▶ _Your objective_:
Would you write out the entries below, every one of them, exactly?

▶ _Data excerpts_:

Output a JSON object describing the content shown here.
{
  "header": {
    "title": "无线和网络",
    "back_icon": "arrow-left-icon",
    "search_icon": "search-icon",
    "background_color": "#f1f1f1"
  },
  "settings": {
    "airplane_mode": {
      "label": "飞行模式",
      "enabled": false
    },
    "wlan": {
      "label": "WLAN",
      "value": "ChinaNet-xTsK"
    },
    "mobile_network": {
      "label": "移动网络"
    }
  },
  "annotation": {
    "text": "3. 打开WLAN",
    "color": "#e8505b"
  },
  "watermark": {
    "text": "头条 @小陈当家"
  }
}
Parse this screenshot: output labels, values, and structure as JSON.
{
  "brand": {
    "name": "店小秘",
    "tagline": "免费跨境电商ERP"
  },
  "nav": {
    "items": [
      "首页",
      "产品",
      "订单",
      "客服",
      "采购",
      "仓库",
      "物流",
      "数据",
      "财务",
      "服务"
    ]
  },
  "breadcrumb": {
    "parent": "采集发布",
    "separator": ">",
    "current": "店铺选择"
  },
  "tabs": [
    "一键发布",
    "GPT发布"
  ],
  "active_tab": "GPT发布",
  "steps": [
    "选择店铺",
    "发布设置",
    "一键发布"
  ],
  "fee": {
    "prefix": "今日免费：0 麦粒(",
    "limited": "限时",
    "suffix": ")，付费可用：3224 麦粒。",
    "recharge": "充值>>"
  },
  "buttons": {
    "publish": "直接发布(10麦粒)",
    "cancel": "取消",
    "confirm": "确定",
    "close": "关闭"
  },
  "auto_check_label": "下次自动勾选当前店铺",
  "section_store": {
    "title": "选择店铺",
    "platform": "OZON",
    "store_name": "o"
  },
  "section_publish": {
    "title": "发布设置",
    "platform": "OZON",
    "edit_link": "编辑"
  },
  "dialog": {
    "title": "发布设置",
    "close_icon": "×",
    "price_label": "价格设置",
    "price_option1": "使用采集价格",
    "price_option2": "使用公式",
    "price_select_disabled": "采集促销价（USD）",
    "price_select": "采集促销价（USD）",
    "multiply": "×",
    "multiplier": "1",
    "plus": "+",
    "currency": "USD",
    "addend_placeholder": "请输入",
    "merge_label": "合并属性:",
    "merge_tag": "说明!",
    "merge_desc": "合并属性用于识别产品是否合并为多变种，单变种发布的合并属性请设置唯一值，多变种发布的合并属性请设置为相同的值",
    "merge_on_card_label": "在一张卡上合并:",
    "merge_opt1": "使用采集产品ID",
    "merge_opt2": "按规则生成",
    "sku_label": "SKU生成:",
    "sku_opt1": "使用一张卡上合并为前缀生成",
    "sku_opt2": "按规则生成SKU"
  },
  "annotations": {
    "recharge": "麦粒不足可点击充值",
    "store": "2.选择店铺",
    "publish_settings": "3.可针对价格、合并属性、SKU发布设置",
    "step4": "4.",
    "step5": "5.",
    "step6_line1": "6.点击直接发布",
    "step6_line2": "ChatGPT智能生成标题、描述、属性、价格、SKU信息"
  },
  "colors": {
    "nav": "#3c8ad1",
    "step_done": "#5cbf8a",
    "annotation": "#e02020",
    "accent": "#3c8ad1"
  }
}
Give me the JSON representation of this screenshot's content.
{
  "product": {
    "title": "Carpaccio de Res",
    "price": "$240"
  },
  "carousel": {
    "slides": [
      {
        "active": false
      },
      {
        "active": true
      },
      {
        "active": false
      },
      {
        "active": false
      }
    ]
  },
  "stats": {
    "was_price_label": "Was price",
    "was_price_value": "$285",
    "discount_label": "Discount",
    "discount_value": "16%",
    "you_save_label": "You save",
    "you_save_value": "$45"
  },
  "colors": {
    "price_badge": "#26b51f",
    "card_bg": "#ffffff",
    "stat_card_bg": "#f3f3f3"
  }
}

▶ _Exercise solution_:
Output a JSON object describing the content shown here.
{
  "header": {
    "title": "无线和网络",
    "back_icon": "arrow-left-icon",
    "search_icon": "search-icon",
    "background_color": "#f1f1f1"
  },
  "settings": {
    "airplane_mode": {
      "label": "飞行模式",
      "enabled": false
    },
    "wlan": {
      "label": "WLAN",
      "value": "ChinaNet-xTsK"
    },
    "mobile_network": {
      "label": "移动网络"
    }
  },
  "annotation": {
    "text": "3. 打开WLAN",
    "color": "#e8505b"
  },
  "watermark": {
    "text": "头条 @小陈当家"
  }
}
Parse this screenshot: output labels, values, and structure as JSON.
{
  "brand": {
    "name": "店小秘",
    "tagline": "免费跨境电商ERP"
  },
  "nav": {
    "items": [
      "首页",
      "产品",
      "订单",
      "客服",
      "采购",
      "仓库",
      "物流",
      "数据",
      "财务",
      "服务"
    ]
  },
  "breadcrumb": {
    "parent": "采集发布",
    "separator": ">",
    "current": "店铺选择"
  },
  "tabs": [
    "一键发布",
    "GPT发布"
  ],
  "active_tab": "GPT发布",
  "steps": [
    "选择店铺",
    "发布设置",
    "一键发布"
  ],
  "fee": {
    "prefix": "今日免费：0 麦粒(",
    "limited": "限时",
    "suffix": ")，付费可用：3224 麦粒。",
    "recharge": "充值>>"
  },
  "buttons": {
    "publish": "直接发布(10麦粒)",
    "cancel": "取消",
    "confirm": "确定",
    "close": "关闭"
  },
  "auto_check_label": "下次自动勾选当前店铺",
  "section_store": {
    "title": "选择店铺",
    "platform": "OZON",
    "store_name": "o"
  },
  "section_publish": {
    "title": "发布设置",
    "platform": "OZON",
    "edit_link": "编辑"
  },
  "dialog": {
    "title": "发布设置",
    "close_icon": "×",
    "price_label": "价格设置",
    "price_option1": "使用采集价格",
    "price_option2": "使用公式",
    "price_select_disabled": "采集促销价（USD）",
    "price_select": "采集促销价（USD）",
    "multiply": "×",
    "multiplier": "1",
    "plus": "+",
    "currency": "USD",
    "addend_placeholder": "请输入",
    "merge_label": "合并属性:",
    "merge_tag": "说明!",
    "merge_desc": "合并属性用于识别产品是否合并为多变种，单变种发布的合并属性请设置唯一值，多变种发布的合并属性请设置为相同的值",
    "merge_on_card_label": "在一张卡上合并:",
    "merge_opt1": "使用采集产品ID",
    "merge_opt2": "按规则生成",
    "sku_label": "SKU生成:",
    "sku_opt1": "使用一张卡上合并为前缀生成",
    "sku_opt2": "按规则生成SKU"
  },
  "annotations": {
    "recharge": "麦粒不足可点击充值",
    "store": "2.选择店铺",
    "publish_settings": "3.可针对价格、合并属性、SKU发布设置",
    "step4": "4.",
    "step5": "5.",
    "step6_line1": "6.点击直接发布",
    "step6_line2": "ChatGPT智能生成标题、描述、属性、价格、SKU信息"
  },
  "colors": {
    "nav": "#3c8ad1",
    "step_done": "#5cbf8a",
    "annotation": "#e02020",
    "accent": "#3c8ad1"
  }
}
Give me the JSON representation of this screenshot's content.
{
  "product": {
    "title": "Carpaccio de Res",
    "price": "$240"
  },
  "carousel": {
    "slides": [
      {
        "active": false
      },
      {
        "active": true
      },
      {
        "active": false
      },
      {
        "active": false
      }
    ]
  },
  "stats": {
    "was_price_label": "Was price",
    "was_price_value": "$285",
    "discount_label": "Discount",
    "discount_value": "16%",
    "you_save_label": "You save",
    "you_save_value": "$45"
  },
  "colors": {
    "price_badge": "#26b51f",
    "card_bg": "#ffffff",
    "stat_card_bg": "#f3f3f3"
  }
}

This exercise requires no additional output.